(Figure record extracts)

---

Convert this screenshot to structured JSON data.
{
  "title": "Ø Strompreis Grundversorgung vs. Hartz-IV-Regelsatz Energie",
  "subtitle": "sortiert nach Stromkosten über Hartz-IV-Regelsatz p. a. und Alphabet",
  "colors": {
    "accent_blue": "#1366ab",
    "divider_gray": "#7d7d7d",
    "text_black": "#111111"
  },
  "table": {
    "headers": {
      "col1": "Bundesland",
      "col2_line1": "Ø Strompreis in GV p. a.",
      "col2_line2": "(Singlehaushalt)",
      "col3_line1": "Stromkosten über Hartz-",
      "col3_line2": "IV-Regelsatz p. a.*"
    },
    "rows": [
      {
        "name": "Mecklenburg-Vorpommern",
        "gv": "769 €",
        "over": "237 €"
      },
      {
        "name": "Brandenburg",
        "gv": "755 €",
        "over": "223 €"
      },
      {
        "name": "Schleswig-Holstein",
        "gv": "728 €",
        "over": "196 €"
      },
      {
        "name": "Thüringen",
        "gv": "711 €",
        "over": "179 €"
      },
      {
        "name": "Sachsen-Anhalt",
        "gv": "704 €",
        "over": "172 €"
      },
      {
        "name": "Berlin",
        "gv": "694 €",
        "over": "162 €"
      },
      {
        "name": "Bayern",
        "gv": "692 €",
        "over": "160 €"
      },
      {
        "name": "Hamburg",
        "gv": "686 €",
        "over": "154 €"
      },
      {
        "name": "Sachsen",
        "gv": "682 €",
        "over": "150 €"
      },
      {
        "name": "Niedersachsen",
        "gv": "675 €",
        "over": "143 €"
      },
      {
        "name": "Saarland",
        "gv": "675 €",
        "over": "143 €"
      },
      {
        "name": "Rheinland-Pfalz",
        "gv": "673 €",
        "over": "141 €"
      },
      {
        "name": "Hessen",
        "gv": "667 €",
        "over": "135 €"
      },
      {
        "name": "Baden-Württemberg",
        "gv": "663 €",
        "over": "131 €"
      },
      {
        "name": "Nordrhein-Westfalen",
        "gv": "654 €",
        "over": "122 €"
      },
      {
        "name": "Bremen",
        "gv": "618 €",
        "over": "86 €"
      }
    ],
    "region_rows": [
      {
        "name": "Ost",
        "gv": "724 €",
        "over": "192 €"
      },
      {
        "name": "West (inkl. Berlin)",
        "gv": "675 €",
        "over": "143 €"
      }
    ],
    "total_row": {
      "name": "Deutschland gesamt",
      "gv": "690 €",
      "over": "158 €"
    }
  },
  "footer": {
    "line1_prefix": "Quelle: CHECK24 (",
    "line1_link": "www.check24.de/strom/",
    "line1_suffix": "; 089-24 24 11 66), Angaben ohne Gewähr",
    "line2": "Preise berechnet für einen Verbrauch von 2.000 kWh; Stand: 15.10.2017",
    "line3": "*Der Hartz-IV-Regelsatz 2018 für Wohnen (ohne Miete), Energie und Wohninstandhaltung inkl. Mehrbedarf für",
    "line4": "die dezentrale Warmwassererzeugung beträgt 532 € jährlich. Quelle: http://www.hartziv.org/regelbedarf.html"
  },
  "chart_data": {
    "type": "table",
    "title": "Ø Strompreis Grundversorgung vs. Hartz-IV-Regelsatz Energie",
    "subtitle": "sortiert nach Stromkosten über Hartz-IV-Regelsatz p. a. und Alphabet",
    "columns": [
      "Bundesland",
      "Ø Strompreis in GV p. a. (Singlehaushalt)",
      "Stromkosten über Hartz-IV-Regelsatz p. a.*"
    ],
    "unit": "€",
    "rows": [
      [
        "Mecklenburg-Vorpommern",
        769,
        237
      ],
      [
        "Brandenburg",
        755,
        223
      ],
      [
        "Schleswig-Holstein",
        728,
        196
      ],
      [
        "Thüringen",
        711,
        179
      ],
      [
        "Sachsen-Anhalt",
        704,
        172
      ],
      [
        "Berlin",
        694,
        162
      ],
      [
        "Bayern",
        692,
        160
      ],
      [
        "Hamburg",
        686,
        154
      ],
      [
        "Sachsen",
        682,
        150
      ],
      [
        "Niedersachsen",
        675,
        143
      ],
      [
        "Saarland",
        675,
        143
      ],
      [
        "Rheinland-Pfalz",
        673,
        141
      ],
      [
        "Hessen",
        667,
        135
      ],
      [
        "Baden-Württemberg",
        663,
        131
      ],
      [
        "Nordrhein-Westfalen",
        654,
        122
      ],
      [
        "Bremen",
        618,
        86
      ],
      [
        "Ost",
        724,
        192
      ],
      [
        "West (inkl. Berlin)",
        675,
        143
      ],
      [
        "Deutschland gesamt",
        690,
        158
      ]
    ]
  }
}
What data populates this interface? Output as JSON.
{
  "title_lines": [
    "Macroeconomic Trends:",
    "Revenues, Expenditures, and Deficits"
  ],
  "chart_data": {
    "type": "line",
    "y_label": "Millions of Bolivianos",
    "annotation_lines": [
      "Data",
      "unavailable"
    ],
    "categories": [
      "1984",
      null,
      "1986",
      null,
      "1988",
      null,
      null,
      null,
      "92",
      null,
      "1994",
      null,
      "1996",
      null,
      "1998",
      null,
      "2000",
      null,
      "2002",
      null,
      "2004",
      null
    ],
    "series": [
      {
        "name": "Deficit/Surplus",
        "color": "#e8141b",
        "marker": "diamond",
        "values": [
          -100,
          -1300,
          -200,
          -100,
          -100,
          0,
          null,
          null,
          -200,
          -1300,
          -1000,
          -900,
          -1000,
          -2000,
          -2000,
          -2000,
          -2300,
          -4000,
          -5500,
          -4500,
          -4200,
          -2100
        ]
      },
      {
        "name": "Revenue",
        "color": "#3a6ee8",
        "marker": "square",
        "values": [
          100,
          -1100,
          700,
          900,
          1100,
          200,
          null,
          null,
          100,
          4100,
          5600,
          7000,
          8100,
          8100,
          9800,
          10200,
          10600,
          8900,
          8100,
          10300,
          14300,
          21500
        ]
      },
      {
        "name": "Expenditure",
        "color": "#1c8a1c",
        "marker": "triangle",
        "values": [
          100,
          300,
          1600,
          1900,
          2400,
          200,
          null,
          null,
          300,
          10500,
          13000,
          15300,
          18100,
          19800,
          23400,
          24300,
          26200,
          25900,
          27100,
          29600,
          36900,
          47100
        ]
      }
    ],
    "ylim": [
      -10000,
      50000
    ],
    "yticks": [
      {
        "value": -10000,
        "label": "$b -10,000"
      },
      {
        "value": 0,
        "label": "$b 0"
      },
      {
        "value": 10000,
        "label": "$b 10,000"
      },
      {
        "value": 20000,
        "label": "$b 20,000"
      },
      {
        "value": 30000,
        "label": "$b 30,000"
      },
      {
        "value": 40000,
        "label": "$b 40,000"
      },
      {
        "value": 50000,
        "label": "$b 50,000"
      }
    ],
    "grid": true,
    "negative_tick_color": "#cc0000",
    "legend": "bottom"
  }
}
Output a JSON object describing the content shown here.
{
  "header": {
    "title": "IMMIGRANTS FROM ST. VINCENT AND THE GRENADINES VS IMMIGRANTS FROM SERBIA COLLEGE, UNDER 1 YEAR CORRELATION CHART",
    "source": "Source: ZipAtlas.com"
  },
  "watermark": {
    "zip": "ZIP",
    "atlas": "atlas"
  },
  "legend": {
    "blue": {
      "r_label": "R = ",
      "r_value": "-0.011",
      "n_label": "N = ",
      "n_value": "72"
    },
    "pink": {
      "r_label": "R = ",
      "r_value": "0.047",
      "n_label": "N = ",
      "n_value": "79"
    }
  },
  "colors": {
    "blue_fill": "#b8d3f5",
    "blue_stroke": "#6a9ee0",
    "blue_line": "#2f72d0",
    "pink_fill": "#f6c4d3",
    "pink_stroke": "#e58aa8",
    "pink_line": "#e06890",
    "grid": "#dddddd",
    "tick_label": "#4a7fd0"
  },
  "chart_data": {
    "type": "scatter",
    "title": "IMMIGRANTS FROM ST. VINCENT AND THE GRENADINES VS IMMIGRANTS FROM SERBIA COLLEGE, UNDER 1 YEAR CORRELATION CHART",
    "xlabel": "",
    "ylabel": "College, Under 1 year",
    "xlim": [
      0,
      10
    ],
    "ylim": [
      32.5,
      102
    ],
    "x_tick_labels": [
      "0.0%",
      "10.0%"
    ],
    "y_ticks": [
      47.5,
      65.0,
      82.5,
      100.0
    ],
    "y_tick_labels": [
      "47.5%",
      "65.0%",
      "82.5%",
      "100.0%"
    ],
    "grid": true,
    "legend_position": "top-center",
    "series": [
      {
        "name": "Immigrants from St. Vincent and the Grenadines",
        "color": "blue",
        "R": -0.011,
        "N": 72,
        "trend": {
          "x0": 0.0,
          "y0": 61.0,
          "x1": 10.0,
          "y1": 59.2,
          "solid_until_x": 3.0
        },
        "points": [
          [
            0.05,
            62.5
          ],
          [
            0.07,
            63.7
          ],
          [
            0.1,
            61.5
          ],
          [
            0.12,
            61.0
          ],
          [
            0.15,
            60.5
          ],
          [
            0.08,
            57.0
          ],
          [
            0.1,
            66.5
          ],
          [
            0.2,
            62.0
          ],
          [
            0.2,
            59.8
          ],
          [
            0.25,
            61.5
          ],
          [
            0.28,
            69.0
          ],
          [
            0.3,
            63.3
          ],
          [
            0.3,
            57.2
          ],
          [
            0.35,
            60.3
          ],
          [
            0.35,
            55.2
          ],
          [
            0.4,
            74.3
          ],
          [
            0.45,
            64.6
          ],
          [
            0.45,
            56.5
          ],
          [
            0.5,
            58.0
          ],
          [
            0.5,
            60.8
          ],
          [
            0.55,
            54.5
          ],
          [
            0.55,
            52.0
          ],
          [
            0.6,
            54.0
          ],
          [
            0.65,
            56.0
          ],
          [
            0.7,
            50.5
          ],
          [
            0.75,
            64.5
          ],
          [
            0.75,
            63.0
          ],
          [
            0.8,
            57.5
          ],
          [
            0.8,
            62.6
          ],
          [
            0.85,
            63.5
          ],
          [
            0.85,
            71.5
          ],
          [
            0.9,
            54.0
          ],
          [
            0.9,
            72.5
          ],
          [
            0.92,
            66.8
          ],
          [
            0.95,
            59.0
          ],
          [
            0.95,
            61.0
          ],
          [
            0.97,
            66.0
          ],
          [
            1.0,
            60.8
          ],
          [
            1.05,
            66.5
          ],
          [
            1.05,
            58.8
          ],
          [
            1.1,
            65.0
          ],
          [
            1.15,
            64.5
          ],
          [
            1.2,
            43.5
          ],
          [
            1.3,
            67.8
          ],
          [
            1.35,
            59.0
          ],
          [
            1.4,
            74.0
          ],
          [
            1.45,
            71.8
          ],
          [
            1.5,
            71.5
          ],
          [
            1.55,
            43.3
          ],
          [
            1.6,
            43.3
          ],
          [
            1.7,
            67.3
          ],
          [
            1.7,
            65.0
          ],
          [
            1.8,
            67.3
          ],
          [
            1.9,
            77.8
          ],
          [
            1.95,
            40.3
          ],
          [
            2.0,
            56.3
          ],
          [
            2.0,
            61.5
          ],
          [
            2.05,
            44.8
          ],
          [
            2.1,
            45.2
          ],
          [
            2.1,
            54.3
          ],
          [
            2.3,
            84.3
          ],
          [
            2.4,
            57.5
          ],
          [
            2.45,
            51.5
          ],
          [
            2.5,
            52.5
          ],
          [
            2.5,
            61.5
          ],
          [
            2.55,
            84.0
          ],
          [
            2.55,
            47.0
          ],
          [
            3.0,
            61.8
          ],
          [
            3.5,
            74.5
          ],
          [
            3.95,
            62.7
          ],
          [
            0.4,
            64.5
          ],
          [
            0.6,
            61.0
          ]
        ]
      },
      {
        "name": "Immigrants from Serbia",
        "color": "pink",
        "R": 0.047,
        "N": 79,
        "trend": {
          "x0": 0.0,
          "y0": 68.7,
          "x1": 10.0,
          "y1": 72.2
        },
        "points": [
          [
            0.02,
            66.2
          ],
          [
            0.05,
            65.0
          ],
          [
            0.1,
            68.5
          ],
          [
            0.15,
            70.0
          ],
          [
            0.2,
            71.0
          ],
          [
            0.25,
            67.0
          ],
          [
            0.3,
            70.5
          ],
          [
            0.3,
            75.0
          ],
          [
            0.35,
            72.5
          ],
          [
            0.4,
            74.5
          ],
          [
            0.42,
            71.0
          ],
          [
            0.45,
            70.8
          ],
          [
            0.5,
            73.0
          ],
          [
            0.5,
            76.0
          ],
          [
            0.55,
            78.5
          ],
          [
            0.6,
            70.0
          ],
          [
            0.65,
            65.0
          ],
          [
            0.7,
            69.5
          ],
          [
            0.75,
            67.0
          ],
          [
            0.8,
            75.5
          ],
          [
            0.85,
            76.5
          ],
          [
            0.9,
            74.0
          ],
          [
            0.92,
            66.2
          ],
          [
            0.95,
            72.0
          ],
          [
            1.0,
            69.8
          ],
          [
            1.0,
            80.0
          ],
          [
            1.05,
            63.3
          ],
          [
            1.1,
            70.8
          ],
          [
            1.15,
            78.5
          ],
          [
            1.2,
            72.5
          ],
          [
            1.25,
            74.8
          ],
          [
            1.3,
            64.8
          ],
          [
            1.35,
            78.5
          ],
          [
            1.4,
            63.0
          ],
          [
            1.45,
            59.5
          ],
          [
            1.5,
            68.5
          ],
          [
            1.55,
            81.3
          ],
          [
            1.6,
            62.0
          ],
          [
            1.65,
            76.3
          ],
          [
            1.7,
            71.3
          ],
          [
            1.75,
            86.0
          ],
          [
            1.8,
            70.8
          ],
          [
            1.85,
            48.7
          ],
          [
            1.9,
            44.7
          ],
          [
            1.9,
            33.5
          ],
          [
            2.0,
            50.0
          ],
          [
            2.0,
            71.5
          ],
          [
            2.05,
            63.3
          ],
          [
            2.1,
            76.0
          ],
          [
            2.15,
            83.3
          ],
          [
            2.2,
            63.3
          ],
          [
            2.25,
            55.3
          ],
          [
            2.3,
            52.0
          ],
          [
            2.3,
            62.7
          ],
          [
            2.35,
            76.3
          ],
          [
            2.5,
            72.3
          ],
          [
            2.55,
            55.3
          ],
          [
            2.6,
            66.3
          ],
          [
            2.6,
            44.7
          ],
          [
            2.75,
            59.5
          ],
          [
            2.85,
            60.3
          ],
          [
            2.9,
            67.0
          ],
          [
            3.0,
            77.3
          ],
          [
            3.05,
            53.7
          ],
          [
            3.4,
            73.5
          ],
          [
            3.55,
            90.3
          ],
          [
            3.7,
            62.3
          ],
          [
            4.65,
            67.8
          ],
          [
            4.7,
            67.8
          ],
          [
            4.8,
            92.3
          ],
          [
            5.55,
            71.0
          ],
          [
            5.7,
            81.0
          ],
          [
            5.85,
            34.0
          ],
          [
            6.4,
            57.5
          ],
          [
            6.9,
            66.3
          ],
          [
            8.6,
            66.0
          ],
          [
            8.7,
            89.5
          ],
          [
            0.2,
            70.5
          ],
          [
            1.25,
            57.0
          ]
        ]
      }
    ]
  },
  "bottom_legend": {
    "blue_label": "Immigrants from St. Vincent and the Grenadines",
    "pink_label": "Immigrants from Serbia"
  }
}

---

▸ **EXERCISE**: Identify and copy all lines with the word "Strompreis".

▸ **FULL SOLUTION**:
  "title": "Ø Strompreis Grundversorgung vs. Hartz-IV-Regelsatz Energie",
      "col2_line1": "Ø Strompreis in GV p. a.",
    "title": "Ø Strompreis Grundversorgung vs. Hartz-IV-Regelsatz Energie",
      "Ø Strompreis in GV p. a. (Singlehaushalt)",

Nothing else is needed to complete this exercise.